Aim | Output each entry verbatim and exclude every picture from it.

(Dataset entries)
★ ★ ★

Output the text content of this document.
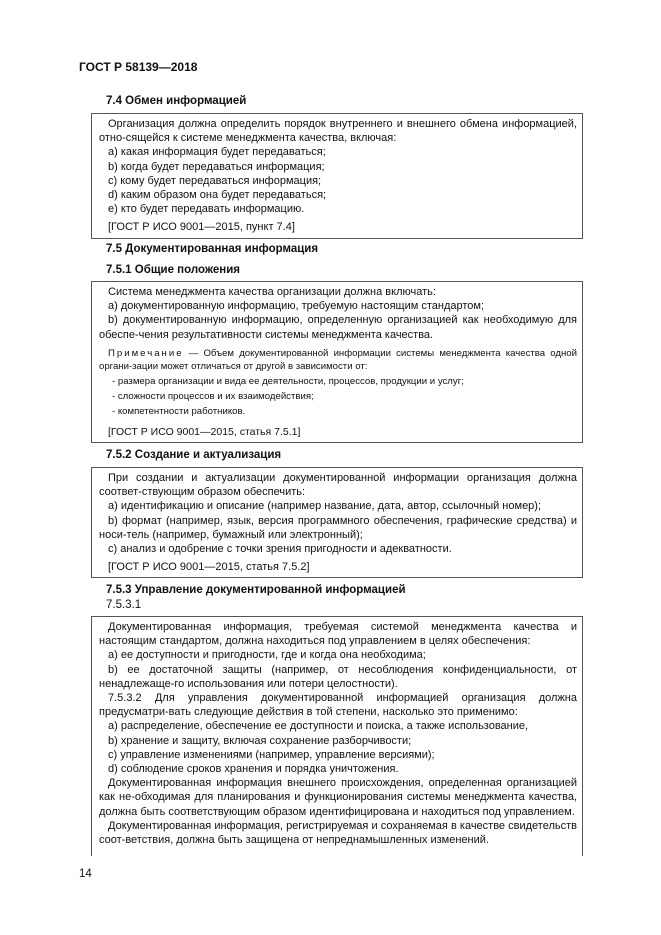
ГОСТ Р 58139—2018
7.4 Обмен информацией

Организация должна определить порядок внутреннего и внешнего обмена информацией, отно-сящейся к системе менеджмента качества, включая:

a) какая информация будет передаваться;

b) когда будет передаваться информация;

c) кому будет передаваться информация;

d) каким образом она будет передаваться;

e) кто будет передавать информацию.

[ГОСТ Р ИСО 9001—2015, пункт 7.4]

7.5 Документированная информация
7.5.1 Общие положения

Система менеджмента качества организации должна включать:

a) документированную информацию, требуемую настоящим стандартом;

b) документированную информацию, определенную организацией как необходимую для обеспе-чения результативности системы менеджмента качества.

Примечание — Объем документированной информации системы менеджмента качества одной органи-зации может отличаться от другой в зависимости от:

- размера организации и вида ее деятельности, процессов, продукции и услуг;

- сложности процессов и их взаимодействия;

- компетентности работников.

[ГОСТ Р ИСО 9001—2015, статья 7.5.1]

7.5.2 Создание и актуализация

При создании и актуализации документированной информации организация должна соответ-ствующим образом обеспечить:

a) идентификацию и описание (например название, дата, автор, ссылочный номер);

b) формат (например, язык, версия программного обеспечения, графические средства) и носи-тель (например, бумажный или электронный);

c) анализ и одобрение с точки зрения пригодности и адекватности.

[ГОСТ Р ИСО 9001—2015, статья 7.5.2]

7.5.3 Управление документированной информацией
7.5.3.1

Документированная информация, требуемая системой менеджмента качества и настоящим стандартом, должна находиться под управлением в целях обеспечения:

a) ее доступности и пригодности, где и когда она необходима;

b) ее достаточной защиты (например, от несоблюдения конфиденциальности, от ненадлежаще-го использования или потери целостности).

7.5.3.2 Для управления документированной информацией организация должна предусматри-вать следующие действия в той степени, насколько это применимо:

a) распределение, обеспечение ее доступности и поиска, а также использование,

b) хранение и защиту, включая сохранение разборчивости;

c) управление изменениями (например, управление версиями);

d) соблюдение сроков хранения и порядка уничтожения.

Документированная информация внешнего происхождения, определенная организацией как не-обходимая для планирования и функционирования системы менеджмента качества, должна быть соответствующим образом идентифицирована и находиться под управлением.

Документированная информация, регистрируемая и сохраняемая в качестве свидетельств соот-ветствия, должна быть защищена от непреднамышленных изменений.

14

★ ★ ★

Response |
Output the text content of this document.
ГОСТ Р 58139—2018
7.4 Обмен информацией

Организация должна определить порядок внутреннего и внешнего обмена информацией, отно-сящейся к системе менеджмента качества, включая:

a) какая информация будет передаваться;

b) когда будет передаваться информация;

c) кому будет передаваться информация;

d) каким образом она будет передаваться;

e) кто будет передавать информацию.

[ГОСТ Р ИСО 9001—2015, пункт 7.4]

7.5 Документированная информация
7.5.1 Общие положения

Система менеджмента качества организации должна включать:

a) документированную информацию, требуемую настоящим стандартом;

b) документированную информацию, определенную организацией как необходимую для обеспе-чения результативности системы менеджмента качества.

Примечание — Объем документированной информации системы менеджмента качества одной органи-зации может отличаться от другой в зависимости от:

- размера организации и вида ее деятельности, процессов, продукции и услуг;

- сложности процессов и их взаимодействия;

- компетентности работников.

[ГОСТ Р ИСО 9001—2015, статья 7.5.1]

7.5.2 Создание и актуализация

При создании и актуализации документированной информации организация должна соответ-ствующим образом обеспечить:

a) идентификацию и описание (например название, дата, автор, ссылочный номер);

b) формат (например, язык, версия программного обеспечения, графические средства) и носи-тель (например, бумажный или электронный);

c) анализ и одобрение с точки зрения пригодности и адекватности.

[ГОСТ Р ИСО 9001—2015, статья 7.5.2]

7.5.3 Управление документированной информацией
7.5.3.1

Документированная информация, требуемая системой менеджмента качества и настоящим стандартом, должна находиться под управлением в целях обеспечения:

a) ее доступности и пригодности, где и когда она необходима;

b) ее достаточной защиты (например, от несоблюдения конфиденциальности, от ненадлежаще-го использования или потери целостности).

7.5.3.2 Для управления документированной информацией организация должна предусматри-вать следующие действия в той степени, насколько это применимо:

a) распределение, обеспечение ее доступности и поиска, а также использование,

b) хранение и защиту, включая сохранение разборчивости;

c) управление изменениями (например, управление версиями);

d) соблюдение сроков хранения и порядка уничтожения.

Документированная информация внешнего происхождения, определенная организацией как не-обходимая для планирования и функционирования системы менеджмента качества, должна быть соответствующим образом идентифицирована и находиться под управлением.

Документированная информация, регистрируемая и сохраняемая в качестве свидетельств соот-ветствия, должна быть защищена от непреднамышленных изменений.

14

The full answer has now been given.